#### WORK TO DO
Leave the pictures out and print every record below exactly as it stands.
# Start of THE DATA
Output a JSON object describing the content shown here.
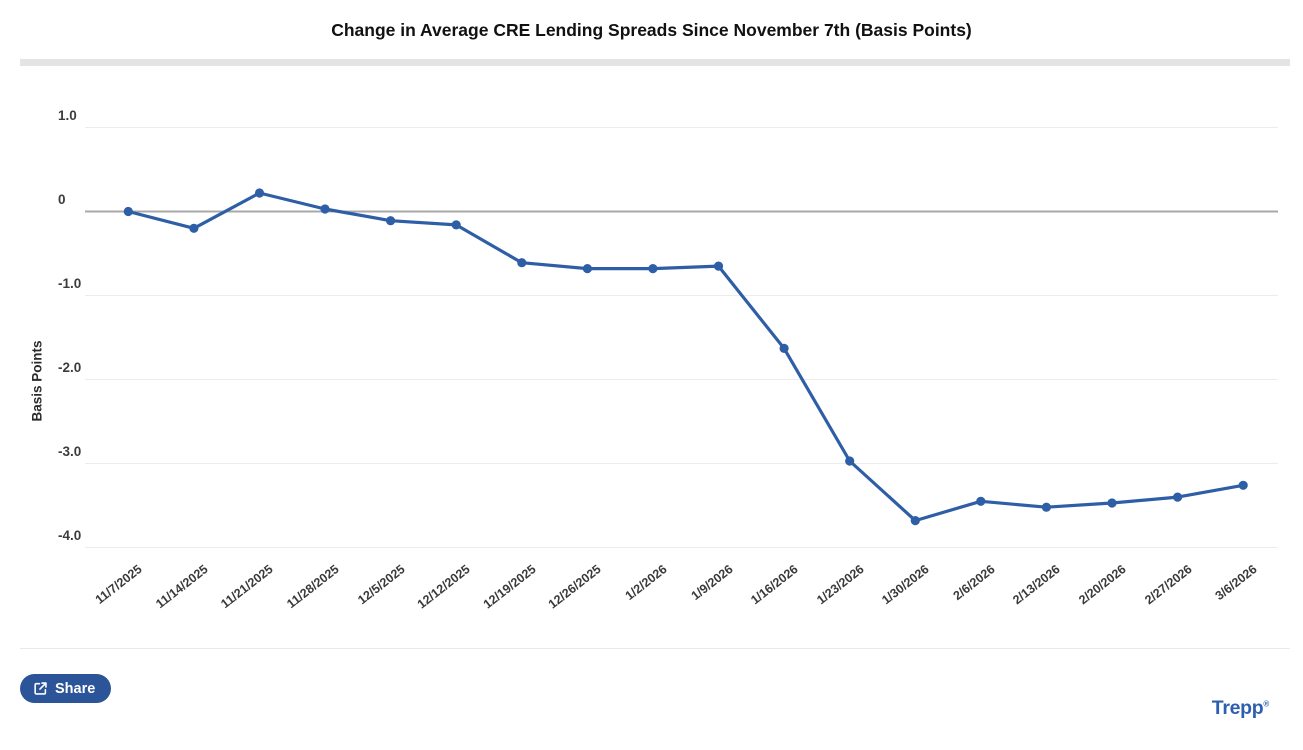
{
  "chart_data": {
    "type": "line",
    "title": "Change in Average CRE Lending Spreads Since November 7th (Basis Points)",
    "xlabel": "",
    "ylabel": "Basis Points",
    "categories": [
      "11/7/2025",
      "11/14/2025",
      "11/21/2025",
      "11/28/2025",
      "12/5/2025",
      "12/12/2025",
      "12/19/2025",
      "12/26/2025",
      "1/2/2026",
      "1/9/2026",
      "1/16/2026",
      "1/23/2026",
      "1/30/2026",
      "2/6/2026",
      "2/13/2026",
      "2/20/2026",
      "2/27/2026",
      "3/6/2026"
    ],
    "series": [
      {
        "name": "Change in Average CRE Lending Spreads",
        "values": [
          0.0,
          -0.2,
          0.22,
          0.03,
          -0.11,
          -0.16,
          -0.61,
          -0.68,
          -0.68,
          -0.65,
          -1.63,
          -2.97,
          -3.68,
          -3.45,
          -3.52,
          -3.47,
          -3.4,
          -3.26
        ]
      }
    ],
    "ylim": [
      -4.0,
      1.0
    ],
    "yticks": [
      1.0,
      0,
      -1.0,
      -2.0,
      -3.0,
      -4.0
    ],
    "ytick_labels": [
      "1.0",
      "0",
      "-1.0",
      "-2.0",
      "-3.0",
      "-4.0"
    ],
    "grid": true,
    "legend": false,
    "line_color": "#2e5ea6"
  },
  "footer": {
    "share_label": "Share",
    "logo_text": "Trepp",
    "logo_mark": "®"
  },
  "colors": {
    "accent_blue": "#2e5ea6",
    "button_blue": "#2b5499",
    "logo_blue": "#2d5fb0",
    "zero_line": "#a8a8a8",
    "gridline": "#ececec",
    "divider": "#e4e4e4"
  }
}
# End of THE DATA
#### FINISHED TASK
Output a JSON object describing the content shown here.
{
  "chart_data": {
    "type": "line",
    "title": "Change in Average CRE Lending Spreads Since November 7th (Basis Points)",
    "xlabel": "",
    "ylabel": "Basis Points",
    "categories": [
      "11/7/2025",
      "11/14/2025",
      "11/21/2025",
      "11/28/2025",
      "12/5/2025",
      "12/12/2025",
      "12/19/2025",
      "12/26/2025",
      "1/2/2026",
      "1/9/2026",
      "1/16/2026",
      "1/23/2026",
      "1/30/2026",
      "2/6/2026",
      "2/13/2026",
      "2/20/2026",
      "2/27/2026",
      "3/6/2026"
    ],
    "series": [
      {
        "name": "Change in Average CRE Lending Spreads",
        "values": [
          0.0,
          -0.2,
          0.22,
          0.03,
          -0.11,
          -0.16,
          -0.61,
          -0.68,
          -0.68,
          -0.65,
          -1.63,
          -2.97,
          -3.68,
          -3.45,
          -3.52,
          -3.47,
          -3.4,
          -3.26
        ]
      }
    ],
    "ylim": [
      -4.0,
      1.0
    ],
    "yticks": [
      1.0,
      0,
      -1.0,
      -2.0,
      -3.0,
      -4.0
    ],
    "ytick_labels": [
      "1.0",
      "0",
      "-1.0",
      "-2.0",
      "-3.0",
      "-4.0"
    ],
    "grid": true,
    "legend": false,
    "line_color": "#2e5ea6"
  },
  "footer": {
    "share_label": "Share",
    "logo_text": "Trepp",
    "logo_mark": "®"
  },
  "colors": {
    "accent_blue": "#2e5ea6",
    "button_blue": "#2b5499",
    "logo_blue": "#2d5fb0",
    "zero_line": "#a8a8a8",
    "gridline": "#ececec",
    "divider": "#e4e4e4"
  }
}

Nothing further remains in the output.